Instructions to follow:
Every line with the word "title" in it should be extracted from the data that follows.
═══ Given records ═══
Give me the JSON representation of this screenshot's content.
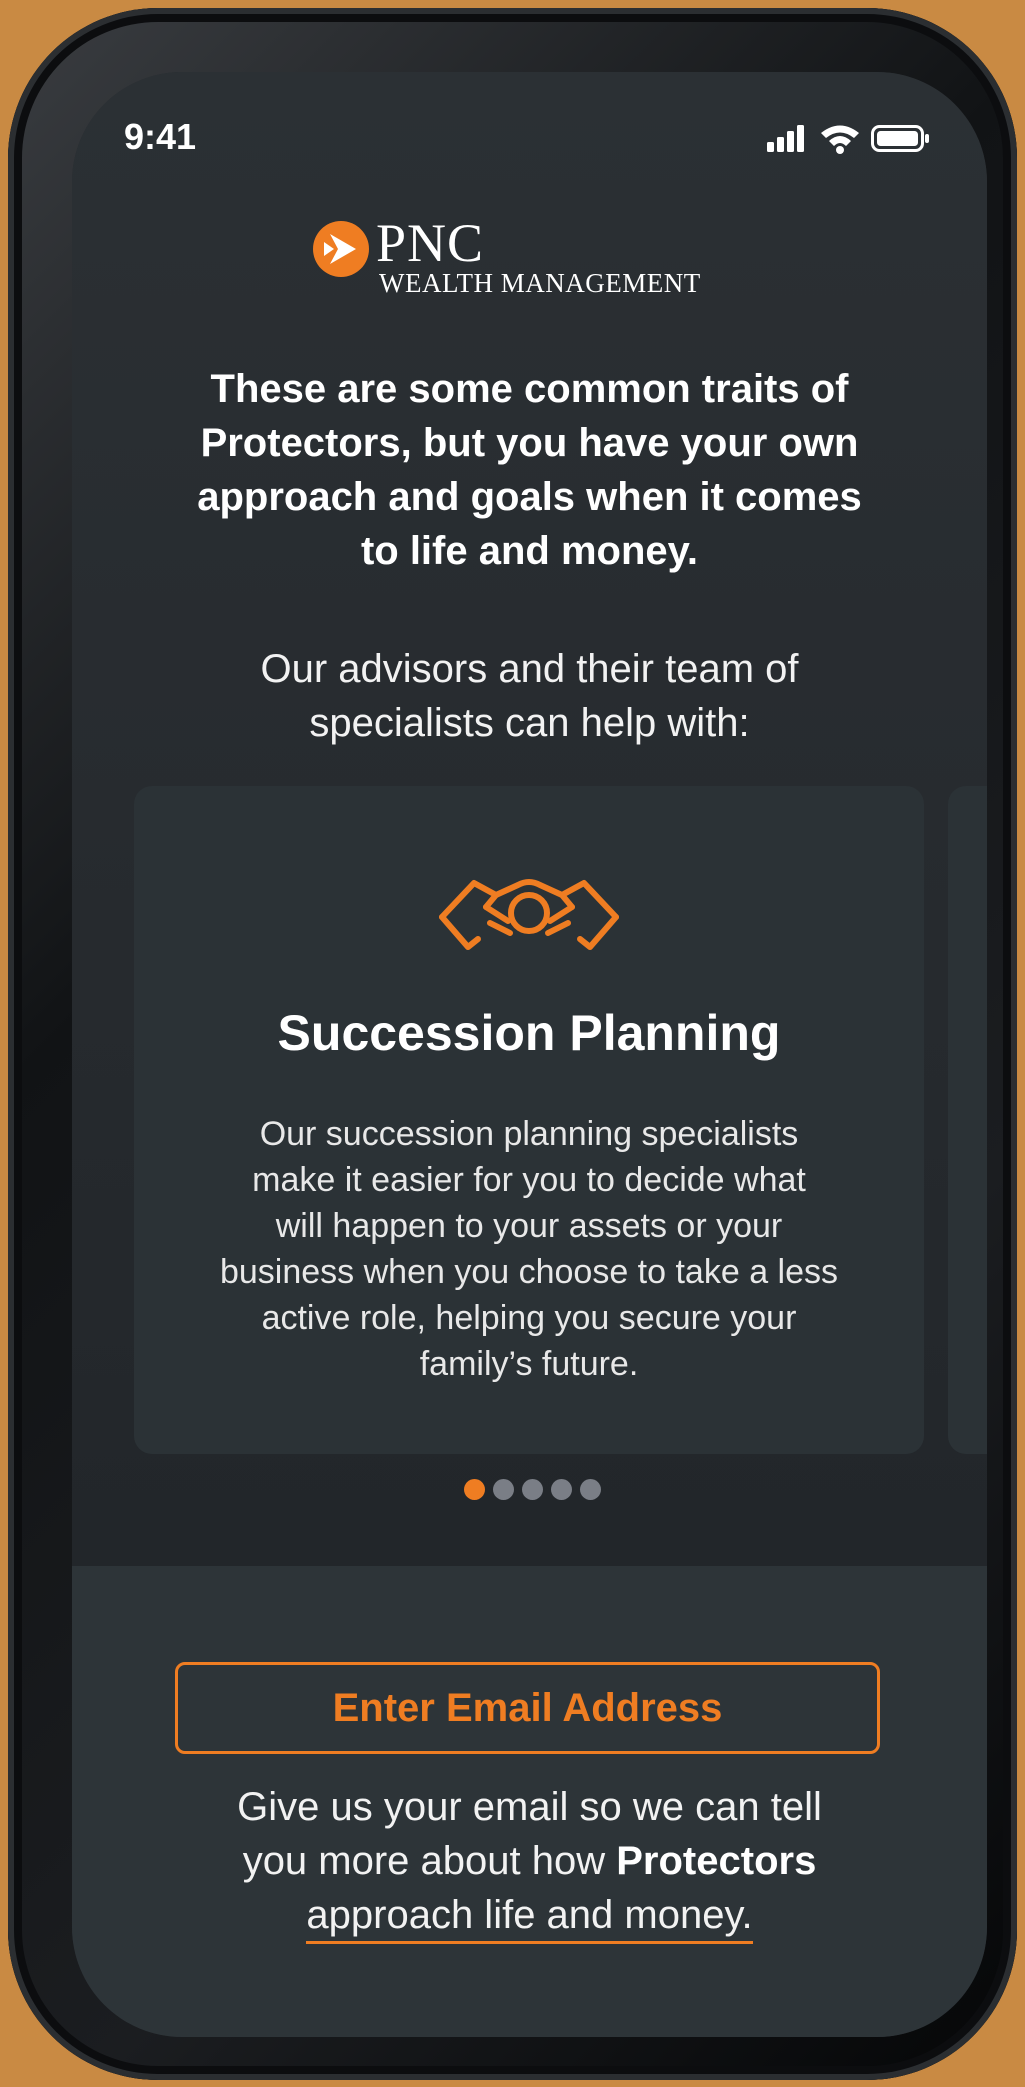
{
  "status_bar": {
    "time": "9:41"
  },
  "logo": {
    "brand": "PNC",
    "sub": "WEALTH MANAGEMENT"
  },
  "intro": {
    "headline_lines": [
      "These are some common traits of",
      "Protectors, but you have your own",
      "approach and goals when it comes",
      "to life and money."
    ],
    "subhead_lines": [
      "Our advisors and their team of",
      "specialists can help with:"
    ]
  },
  "carousel": {
    "active_index": 0,
    "dot_count": 5,
    "card": {
      "icon": "handshake-icon",
      "title": "Succession Planning",
      "body_lines": [
        "Our succession planning specialists",
        "make it easier for you to decide what",
        "will happen to your assets or your",
        "business when you choose to take a less",
        "active role, helping you secure your",
        "family’s future."
      ]
    }
  },
  "email_cta": {
    "button_label": "Enter Email Address"
  },
  "footer": {
    "line1": "Give us your email so we can tell",
    "line2_pre": "you more about how ",
    "line2_bold": "Protectors",
    "line3": "approach life and money."
  },
  "colors": {
    "accent": "#ef7d22",
    "background": "#c98a43",
    "screen": "#2b3034"
  }
}
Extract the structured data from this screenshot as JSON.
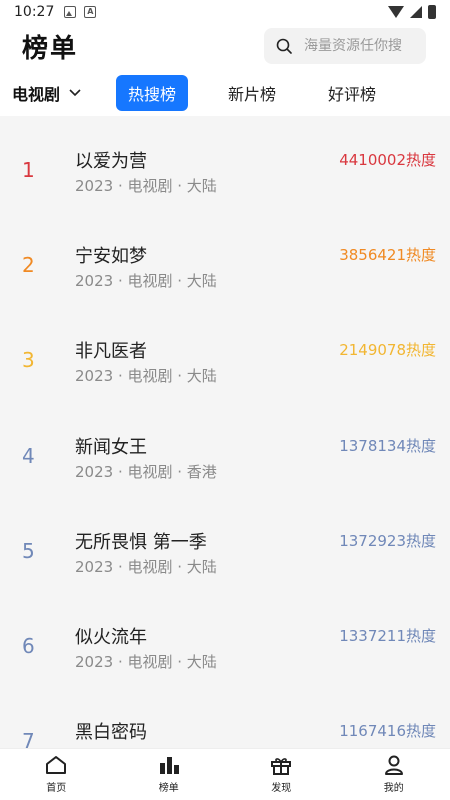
{
  "status_bar": {
    "time": "10:27"
  },
  "header": {
    "title": "榜单",
    "search_placeholder": "海量资源任你搜"
  },
  "filter": {
    "category": "电视剧",
    "tabs": [
      {
        "label": "热搜榜",
        "active": true
      },
      {
        "label": "新片榜",
        "active": false
      },
      {
        "label": "好评榜",
        "active": false
      }
    ]
  },
  "colors": {
    "accent": "#1677ff",
    "rank_1": "#d9383f",
    "rank_2": "#f08a24",
    "rank_3": "#f2b632",
    "rank_other": "#7088b8"
  },
  "list": [
    {
      "rank": "1",
      "title": "以爱为营",
      "meta": "2023 · 电视剧 · 大陆",
      "heat": "4410002热度"
    },
    {
      "rank": "2",
      "title": "宁安如梦",
      "meta": "2023 · 电视剧 · 大陆",
      "heat": "3856421热度"
    },
    {
      "rank": "3",
      "title": "非凡医者",
      "meta": "2023 · 电视剧 · 大陆",
      "heat": "2149078热度"
    },
    {
      "rank": "4",
      "title": "新闻女王",
      "meta": "2023 · 电视剧 · 香港",
      "heat": "1378134热度"
    },
    {
      "rank": "5",
      "title": "无所畏惧 第一季",
      "meta": "2023 · 电视剧 · 大陆",
      "heat": "1372923热度"
    },
    {
      "rank": "6",
      "title": "似火流年",
      "meta": "2023 · 电视剧 · 大陆",
      "heat": "1337211热度"
    },
    {
      "rank": "7",
      "title": "黑白密码",
      "meta": "",
      "heat": "1167416热度"
    }
  ],
  "bottom_nav": [
    {
      "label": "首页",
      "icon": "home-icon"
    },
    {
      "label": "榜单",
      "icon": "chart-icon"
    },
    {
      "label": "发现",
      "icon": "gift-icon"
    },
    {
      "label": "我的",
      "icon": "user-icon"
    }
  ]
}
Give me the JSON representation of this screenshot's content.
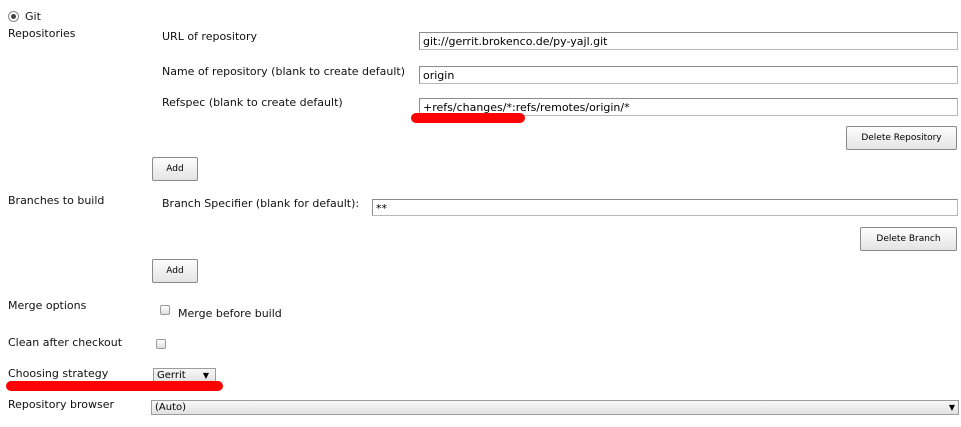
{
  "scm": {
    "label": "Git"
  },
  "repositories": {
    "section_label": "Repositories",
    "url_label": "URL of repository",
    "url_value": "git://gerrit.brokenco.de/py-yajl.git",
    "name_label": "Name of repository (blank to create default)",
    "name_value": "origin",
    "refspec_label": "Refspec (blank to create default)",
    "refspec_value": "+refs/changes/*:refs/remotes/origin/*",
    "delete_label": "Delete Repository",
    "add_label": "Add"
  },
  "branches": {
    "section_label": "Branches to build",
    "specifier_label": "Branch Specifier (blank for default):",
    "specifier_value": "**",
    "delete_label": "Delete Branch",
    "add_label": "Add"
  },
  "merge": {
    "section_label": "Merge options",
    "checkbox_label": "Merge before build",
    "checked": false
  },
  "clean": {
    "section_label": "Clean after checkout",
    "checked": false
  },
  "strategy": {
    "section_label": "Choosing strategy",
    "selected": "Gerrit"
  },
  "browser": {
    "section_label": "Repository browser",
    "selected": "(Auto)"
  },
  "colors": {
    "annotation": "#ff0000"
  }
}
═══
Written answer:
      "title": "Succession Planning",
    "title": "榜单",
      "title": "以爱为营",
      "title": "宁安如梦",
      "title": "非凡医者",
      "title": "新闻女王",
      "title": "无所畏惧 第一季",
      "title": "似火流年",
      "title": "黑白密码",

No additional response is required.